ОТРЫВОК:
⟨

Кроме того, я должен заметить, что глухари во всякое время года очень часто попадают в различные самоловы, поставленные вовсе не на их голову. Они проваливаются в козьи и звериные ямы, подходят под тяжелые звериные пасти, даже стреляются на лисьих луках и убиваются в заячьих пастушках и кулемках. Но в первых случаях они приносят большую досаду зверовщику, потому что спускают ловушки, приготовленные на крупную дичь, а попав в ямы, раскрывают тайники, хлобыщут в них крыльями, стараясь вылететь, и тем только пугают осторожных зверей.
Старый глухарь бывает сух и черств; его нужно вымачивать и шпиговать свиным салом, тогда он может быть лакомым куском. Многие промышленники, ощипывая глухарей, хвостовых перьев не выдергивают, а отрезают весь хвост с частицей мяса, расправляют перья веером и засушивают. Такие веера довольно красивы, и сибиряки весят их обыкновенно в избах под матками или под верхними колодами окон, в горизонтальном положении, так что они качаются и кружатся от малейшего движения воздуха.
Пересказав читателю почти все, что знал о глухаре, я возвращаюсь опять к токам и еще раз скажу, что весенняя охота на них в наших краях бывает очень добычлива, доставляет большое удовольствие истому охотнику и крайне интересна для любителя природы. Мне кажется, что ни на одной другой охоте не бывает таких своеобразных случаев, такого удовольствия, смеху, досады, как на токах. Чтоб познакомить читателя с характером этого промысла, я передам несколько случаев.
Один охотник в числе других был со мной на току, но просидел целый вечер и не мог убить ни одного глухаря. Собравшись на табор к ужину и рассевшись около огонька, мы начали над ним подсмеиваться. Обиженный товарищ и нами и несчастным жребием охоты сначала долго отсмеивался, но наконец обиделся, улегся спать и сказал, что завтра ему «бог подаст невидимо глухаря». Рано утром он встал прежде всех и принялся будить нас; когда мы присели опять к огоньку, чтоб поскорее выпить хоть по чашке чаю, охотник наш отправился «обзирать окрестность», по выражению какого-то чудака-немца; все товарищи засмеялись, пожелали ему хорошего успеха и, отпустив на его счет несколько каламбуров, между прочим, ктото сказал: «Смотри не ходи так, возьми с собой винтовку: не ровен час, пожалуй, как на грех, прилетит глухарь и сядет тебе на голову» — ив это время догнал его и подал ему винтовку. Не прошло и пяти минут, как в самом деле в ту сторону, куда ушел охотник, пролетел глухарь и уселся против должника природы; все захохотали. Вдруг раздался выстрел, а через несколько минут явился к нам товарищ с глухарем в руке и, смеясь от души, рассказал, что проклятый глухарь застал его в самую критическую минуту и что ему, несмотря на свое неловкое положение, пришлось стрелять сидя… Все хохотали до упаду от подробностей счастливой охоты и невольно вспомнили вчерашнее его предсказание. А подобные случаи повторяются частенько!

⟩

Строки с разметкой областей:
⟨

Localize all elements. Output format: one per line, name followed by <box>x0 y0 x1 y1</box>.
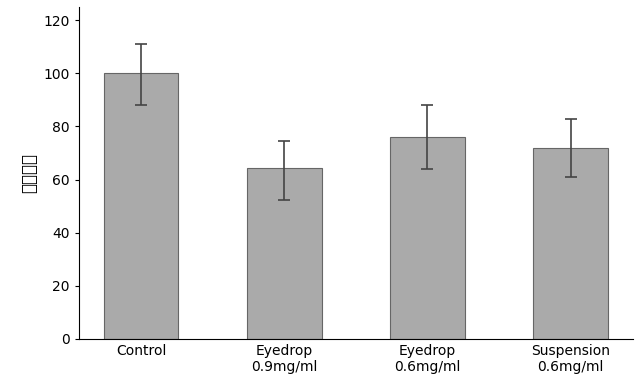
Bar <box>247 168 321 339</box>
Bar <box>390 137 465 339</box>
Bar <box>104 74 179 339</box>
Y-axis label: 蛍光強度: 蛍光強度 <box>20 153 38 193</box>
Bar <box>533 148 608 339</box>
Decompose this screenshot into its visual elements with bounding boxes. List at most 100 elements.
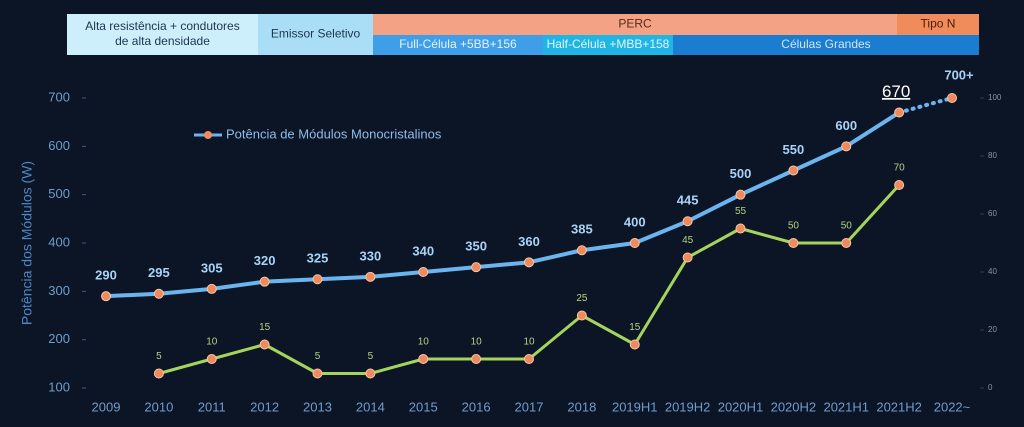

⟩

ЗАДАНИЯ К УПРАЖНЕНИЮ:
• 1. Чем, согласно отрывку о глухарях, шпигуют старого глухаря?
• 2. Перепишите без изменений часть отрывка о глухарях: начните с места, где стоят слова «Кроме того, я», и остановитесь после слов «пугают осторожных зверей.».
Строки — самостоятельный материал, с отрывком они не связаны.

ПОЛНЫЕ РЕШЕНИЯ:
• 1. Свиным салом.

• 2.
Кроме того, я должен заметить, что глухари во всякое время года очень часто попадают в различные самоловы, поставленные вовсе не на их голову. Они проваливаются в козьи и звериные ямы, подходят под тяжелые звериные пасти, даже стреляются на лисьих луках и убиваются в заячьих пастушках и кулемках. Но в первых случаях они приносят большую досаду зверовщику, потому что спускают ловушки, приготовленные на крупную дичь, а попав в ямы, раскрывают тайники, хлобыщут в них крыльями, стараясь вылететь, и тем только пугают осторожных зверей.